**Information given**
☆ ☆ ☆ ☆ ☆

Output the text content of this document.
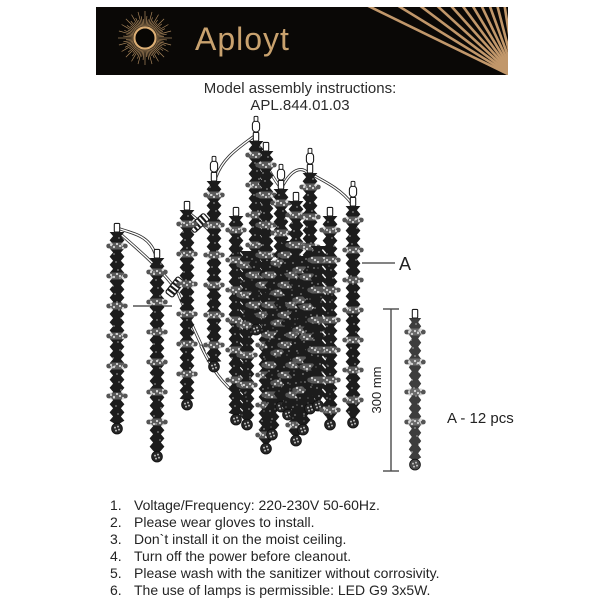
Aployt
Model assembly instructions:
APL.844.01.03
A
300 mm
A - 12 pcs
1. Voltage/Frequency: 220-230V 50-60Hz.
2. Please wear gloves to install.
3. Don`t install it on the moist ceiling.
4. Turn off the power before cleanout.
5. Please wash with the sanitizer without corrosivity.
6. The use of lamps is permissible: LED G9 3x5W.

☆ ☆ ☆ ☆ ☆

**Your goal**
Output all of the data exactly as it stands, minus any images.

**Task result**
Output the text content of this document.
Aployt
Model assembly instructions:
APL.844.01.03
A
300 mm
A - 12 pcs
1. Voltage/Frequency: 220-230V 50-60Hz.
2. Please wear gloves to install.
3. Don`t install it on the moist ceiling.
4. Turn off the power before cleanout.
5. Please wash with the sanitizer without corrosivity.
6. The use of lamps is permissible: LED G9 3x5W.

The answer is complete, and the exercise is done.